» **YOUR TASK**:
Write every record out again exactly, and keep images out of it.

Data items:
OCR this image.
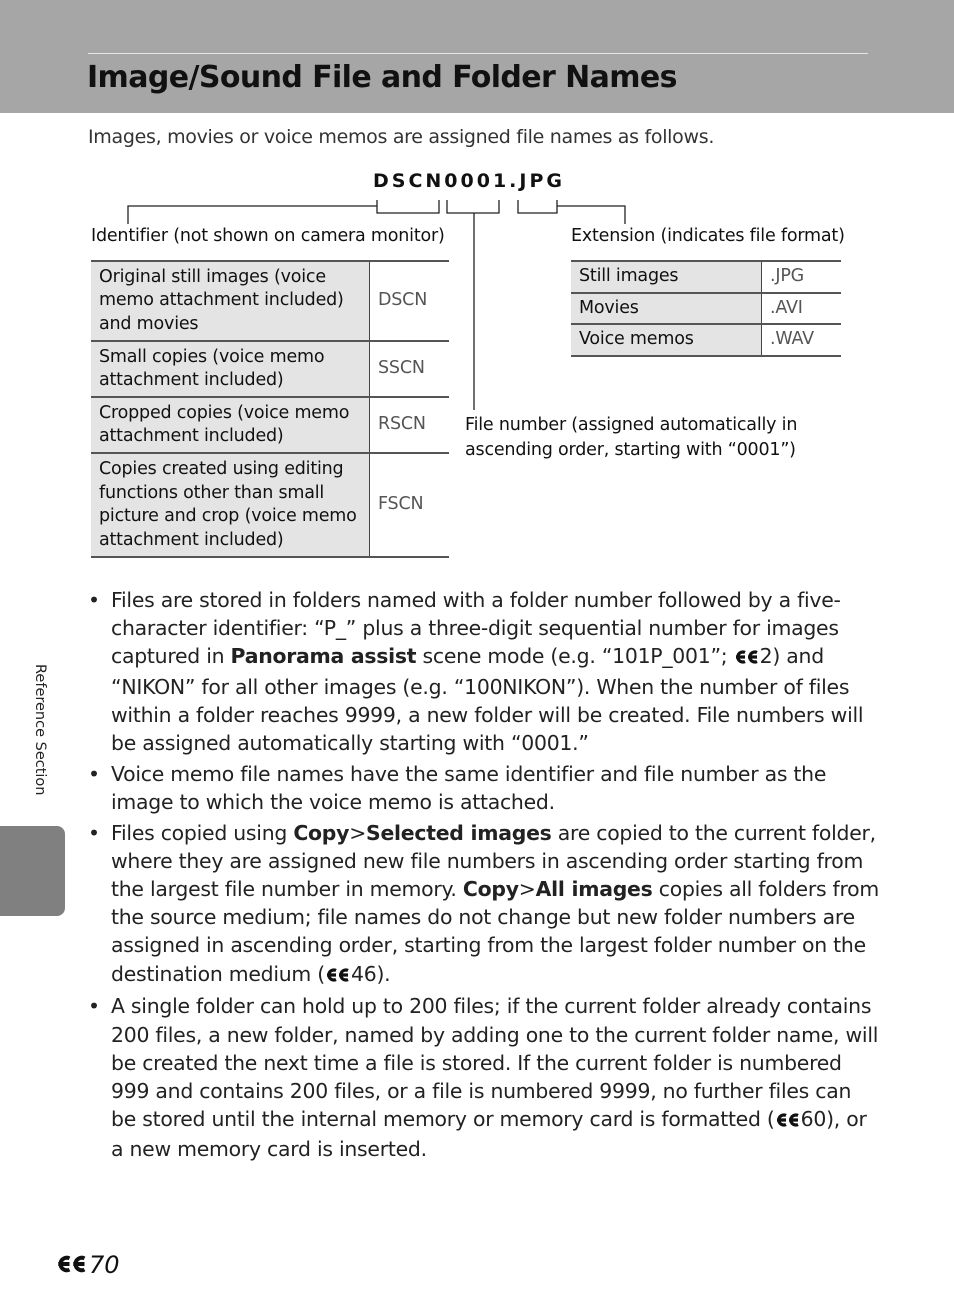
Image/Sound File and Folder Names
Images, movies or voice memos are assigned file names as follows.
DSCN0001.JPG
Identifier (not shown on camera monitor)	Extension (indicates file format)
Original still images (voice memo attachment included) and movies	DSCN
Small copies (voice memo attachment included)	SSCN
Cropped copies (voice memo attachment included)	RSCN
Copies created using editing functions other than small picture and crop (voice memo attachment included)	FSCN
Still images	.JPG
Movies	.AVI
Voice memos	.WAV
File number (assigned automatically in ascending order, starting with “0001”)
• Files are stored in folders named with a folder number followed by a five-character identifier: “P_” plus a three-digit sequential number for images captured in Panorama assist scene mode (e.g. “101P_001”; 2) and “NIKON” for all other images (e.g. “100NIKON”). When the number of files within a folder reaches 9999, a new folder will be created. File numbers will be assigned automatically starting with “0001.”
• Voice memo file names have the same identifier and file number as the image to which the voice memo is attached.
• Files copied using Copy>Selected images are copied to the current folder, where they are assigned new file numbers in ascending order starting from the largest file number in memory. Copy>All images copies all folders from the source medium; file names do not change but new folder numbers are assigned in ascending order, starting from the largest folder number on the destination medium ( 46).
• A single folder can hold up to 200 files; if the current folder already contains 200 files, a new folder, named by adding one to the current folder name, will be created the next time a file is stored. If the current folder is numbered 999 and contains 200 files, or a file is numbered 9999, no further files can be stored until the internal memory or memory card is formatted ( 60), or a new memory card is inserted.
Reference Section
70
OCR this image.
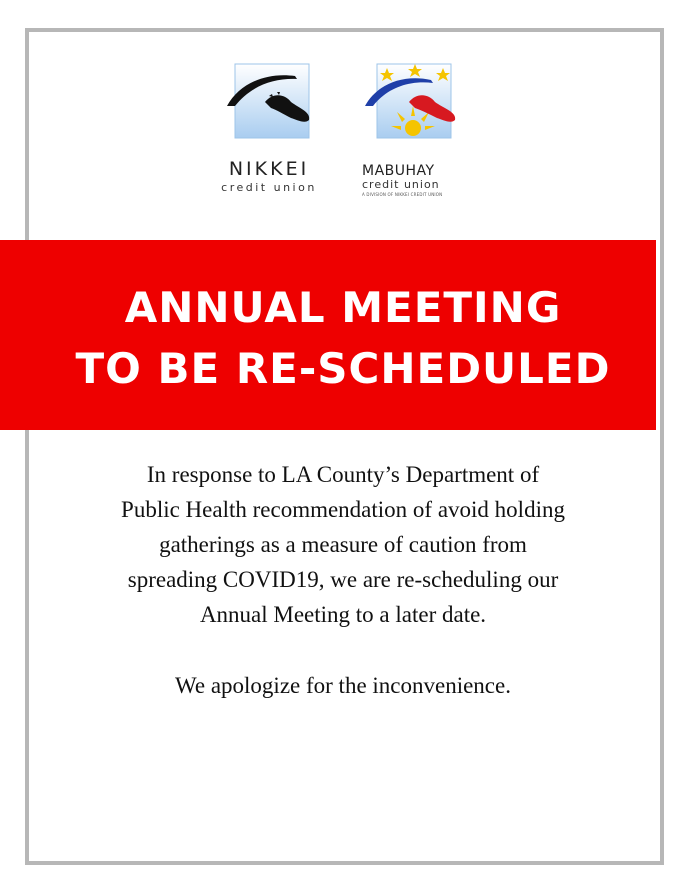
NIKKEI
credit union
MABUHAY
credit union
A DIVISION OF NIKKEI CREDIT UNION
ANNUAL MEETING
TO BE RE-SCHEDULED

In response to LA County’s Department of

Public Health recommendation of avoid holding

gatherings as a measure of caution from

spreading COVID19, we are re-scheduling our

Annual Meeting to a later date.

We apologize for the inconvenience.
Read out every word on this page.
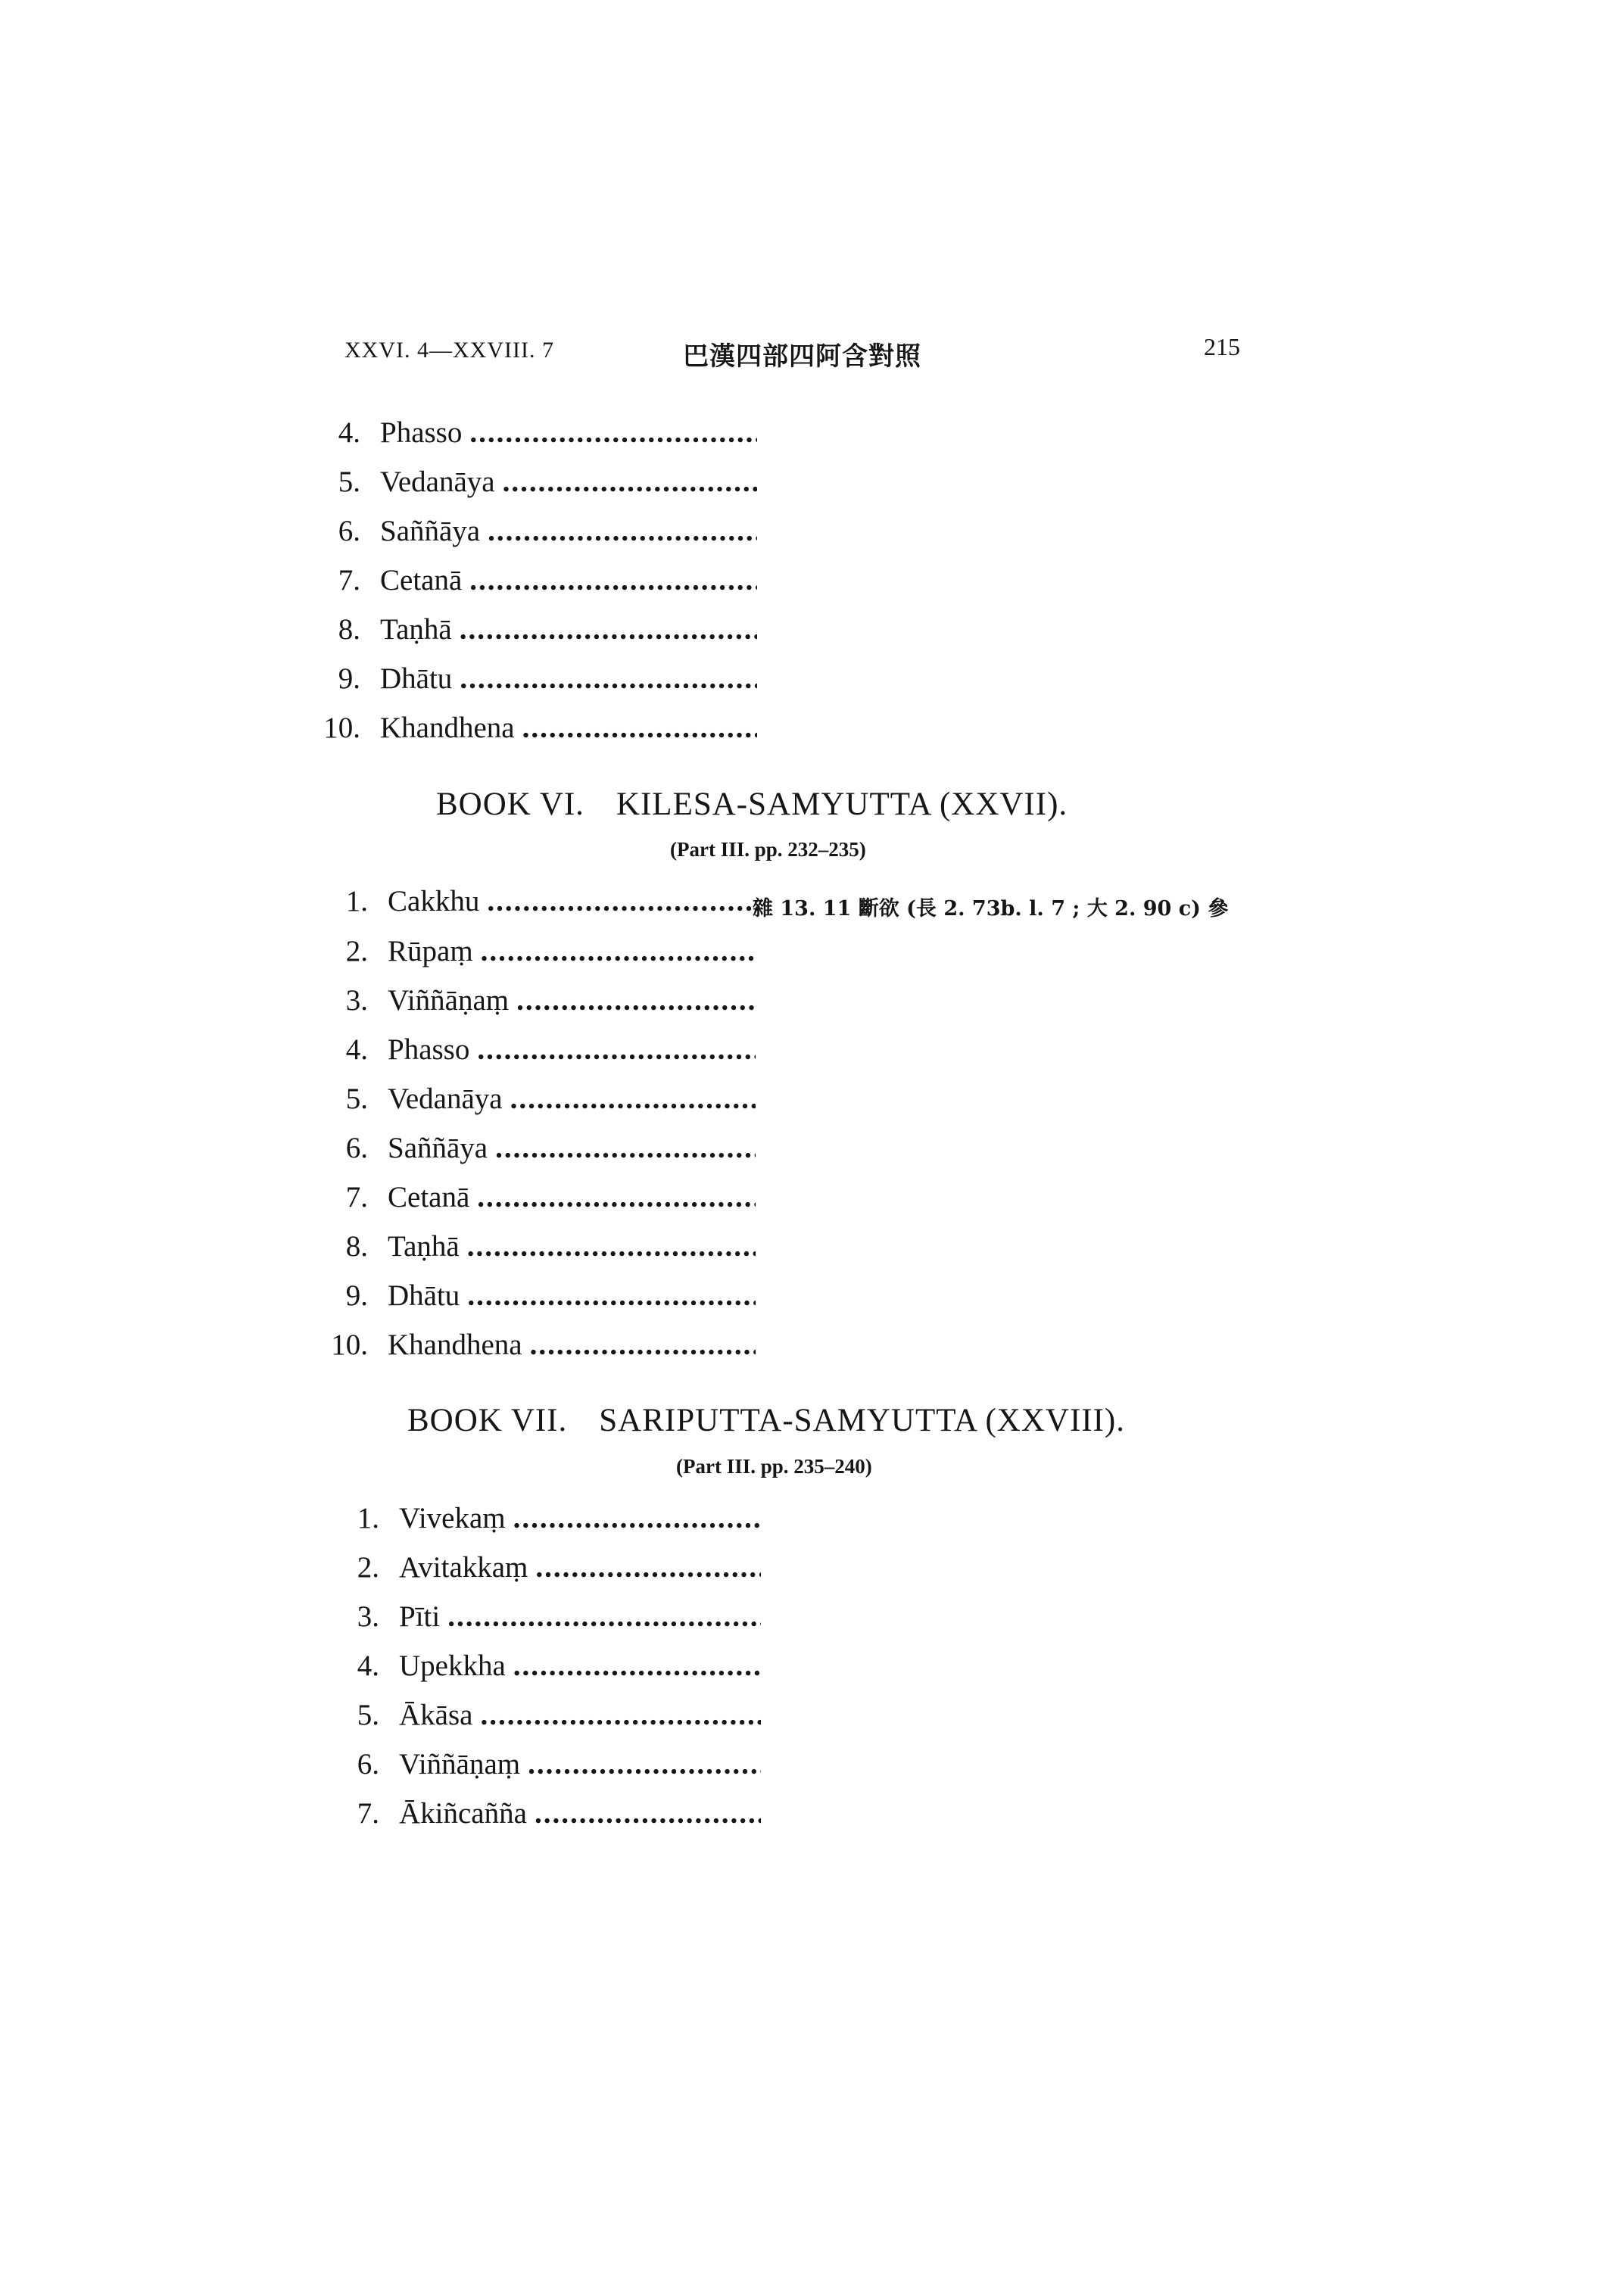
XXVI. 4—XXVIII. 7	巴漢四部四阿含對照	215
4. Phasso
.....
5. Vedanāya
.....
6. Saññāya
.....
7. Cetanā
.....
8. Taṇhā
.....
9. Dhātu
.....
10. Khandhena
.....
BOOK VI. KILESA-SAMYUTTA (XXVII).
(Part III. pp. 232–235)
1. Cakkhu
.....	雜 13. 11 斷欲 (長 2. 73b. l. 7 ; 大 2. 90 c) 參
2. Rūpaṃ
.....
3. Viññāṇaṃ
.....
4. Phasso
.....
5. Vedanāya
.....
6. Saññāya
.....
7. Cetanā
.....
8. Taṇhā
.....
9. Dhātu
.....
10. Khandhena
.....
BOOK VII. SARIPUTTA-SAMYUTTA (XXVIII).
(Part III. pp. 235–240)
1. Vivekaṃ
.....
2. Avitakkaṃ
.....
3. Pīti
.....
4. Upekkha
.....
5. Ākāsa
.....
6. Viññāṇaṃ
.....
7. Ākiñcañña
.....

» **TASK ANSWER**:
OCR this image.
Image/Sound File and Folder Names
Images, movies or voice memos are assigned file names as follows.
DSCN0001.JPG
Identifier (not shown on camera monitor)	Extension (indicates file format)
Original still images (voice memo attachment included) and movies	DSCN
Small copies (voice memo attachment included)	SSCN
Cropped copies (voice memo attachment included)	RSCN
Copies created using editing functions other than small picture and crop (voice memo attachment included)	FSCN
Still images	.JPG
Movies	.AVI
Voice memos	.WAV
File number (assigned automatically in ascending order, starting with “0001”)
• Files are stored in folders named with a folder number followed by a five-character identifier: “P_” plus a three-digit sequential number for images captured in Panorama assist scene mode (e.g. “101P_001”; 2) and “NIKON” for all other images (e.g. “100NIKON”). When the number of files within a folder reaches 9999, a new folder will be created. File numbers will be assigned automatically starting with “0001.”
• Voice memo file names have the same identifier and file number as the image to which the voice memo is attached.
• Files copied using Copy>Selected images are copied to the current folder, where they are assigned new file numbers in ascending order starting from the largest file number in memory. Copy>All images copies all folders from the source medium; file names do not change but new folder numbers are assigned in ascending order, starting from the largest folder number on the destination medium ( 46).
• A single folder can hold up to 200 files; if the current folder already contains 200 files, a new folder, named by adding one to the current folder name, will be created the next time a file is stored. If the current folder is numbered 999 and contains 200 files, or a file is numbered 9999, no further files can be stored until the internal memory or memory card is formatted ( 60), or a new memory card is inserted.
Reference Section
70
OCR this image.
NIKKEI
credit union
MABUHAY
credit union
A DIVISION OF NIKKEI CREDIT UNION
ANNUAL MEETING
TO BE RE-SCHEDULED

In response to LA County’s Department of

Public Health recommendation of avoid holding

gatherings as a measure of caution from

spreading COVID19, we are re-scheduling our

Annual Meeting to a later date.

We apologize for the inconvenience.
Read out every word on this page.
XXVI. 4—XXVIII. 7	巴漢四部四阿含對照	215
4. Phasso
.....
5. Vedanāya
.....
6. Saññāya
.....
7. Cetanā
.....
8. Taṇhā
.....
9. Dhātu
.....
10. Khandhena
.....
BOOK VI. KILESA-SAMYUTTA (XXVII).
(Part III. pp. 232–235)
1. Cakkhu
.....	雜 13. 11 斷欲 (長 2. 73b. l. 7 ; 大 2. 90 c) 參
2. Rūpaṃ
.....
3. Viññāṇaṃ
.....
4. Phasso
.....
5. Vedanāya
.....
6. Saññāya
.....
7. Cetanā
.....
8. Taṇhā
.....
9. Dhātu
.....
10. Khandhena
.....
BOOK VII. SARIPUTTA-SAMYUTTA (XXVIII).
(Part III. pp. 235–240)
1. Vivekaṃ
.....
2. Avitakkaṃ
.....
3. Pīti
.....
4. Upekkha
.....
5. Ākāsa
.....
6. Viññāṇaṃ
.....
7. Ākiñcañña
.....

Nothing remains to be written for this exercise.